TASK:
Copy every line of the entries that includes the word "JSON".

DATA EXCERPTS:

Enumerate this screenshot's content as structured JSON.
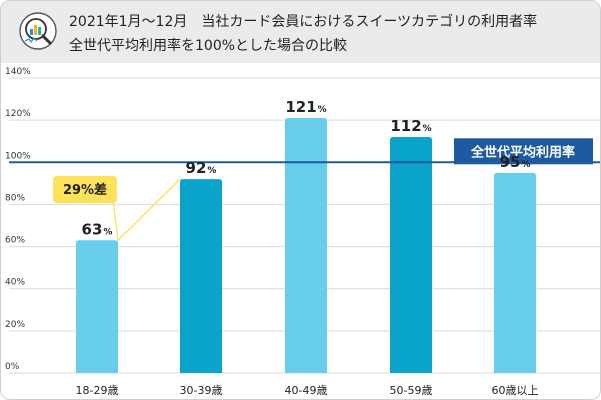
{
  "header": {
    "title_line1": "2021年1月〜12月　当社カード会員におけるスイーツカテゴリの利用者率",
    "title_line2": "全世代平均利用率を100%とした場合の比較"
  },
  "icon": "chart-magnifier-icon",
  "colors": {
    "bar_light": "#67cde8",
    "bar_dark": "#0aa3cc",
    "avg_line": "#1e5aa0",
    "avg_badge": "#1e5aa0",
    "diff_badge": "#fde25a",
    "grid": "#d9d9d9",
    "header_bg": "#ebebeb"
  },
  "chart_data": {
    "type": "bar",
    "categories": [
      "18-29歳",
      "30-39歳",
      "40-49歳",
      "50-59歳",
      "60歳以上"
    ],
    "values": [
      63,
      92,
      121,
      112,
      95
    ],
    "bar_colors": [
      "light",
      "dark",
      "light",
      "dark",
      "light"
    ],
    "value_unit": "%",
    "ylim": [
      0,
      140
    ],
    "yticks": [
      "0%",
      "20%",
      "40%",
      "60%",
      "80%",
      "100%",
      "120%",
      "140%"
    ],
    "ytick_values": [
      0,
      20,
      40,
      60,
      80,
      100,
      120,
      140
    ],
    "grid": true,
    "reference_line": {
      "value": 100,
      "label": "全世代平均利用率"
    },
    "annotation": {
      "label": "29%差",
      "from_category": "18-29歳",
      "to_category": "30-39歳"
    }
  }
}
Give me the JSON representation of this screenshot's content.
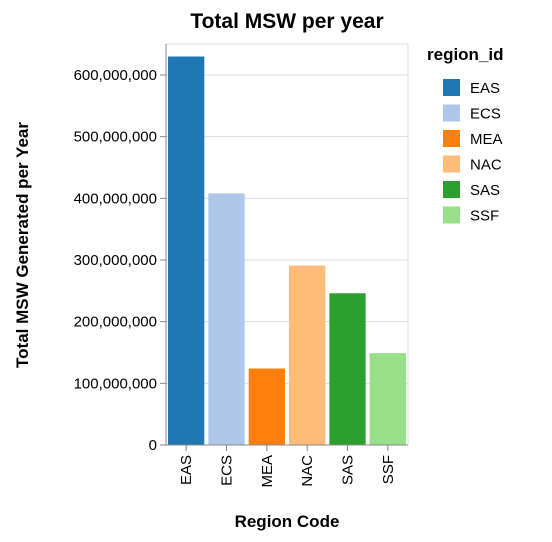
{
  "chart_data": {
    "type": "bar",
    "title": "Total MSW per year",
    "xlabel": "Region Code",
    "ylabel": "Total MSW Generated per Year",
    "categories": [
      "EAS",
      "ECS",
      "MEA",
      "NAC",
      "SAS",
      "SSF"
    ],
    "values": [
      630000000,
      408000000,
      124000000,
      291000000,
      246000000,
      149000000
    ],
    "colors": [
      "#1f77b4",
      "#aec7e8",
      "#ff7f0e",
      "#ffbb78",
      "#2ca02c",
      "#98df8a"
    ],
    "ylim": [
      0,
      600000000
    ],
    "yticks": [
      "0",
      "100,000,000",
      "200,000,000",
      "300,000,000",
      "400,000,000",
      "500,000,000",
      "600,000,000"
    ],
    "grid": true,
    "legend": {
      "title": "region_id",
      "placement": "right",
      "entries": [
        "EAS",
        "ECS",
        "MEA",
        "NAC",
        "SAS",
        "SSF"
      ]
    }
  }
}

WRITTEN SOLUTION:
Enumerate this screenshot's content as structured JSON.
Give me the JSON representation of this screenshot's content.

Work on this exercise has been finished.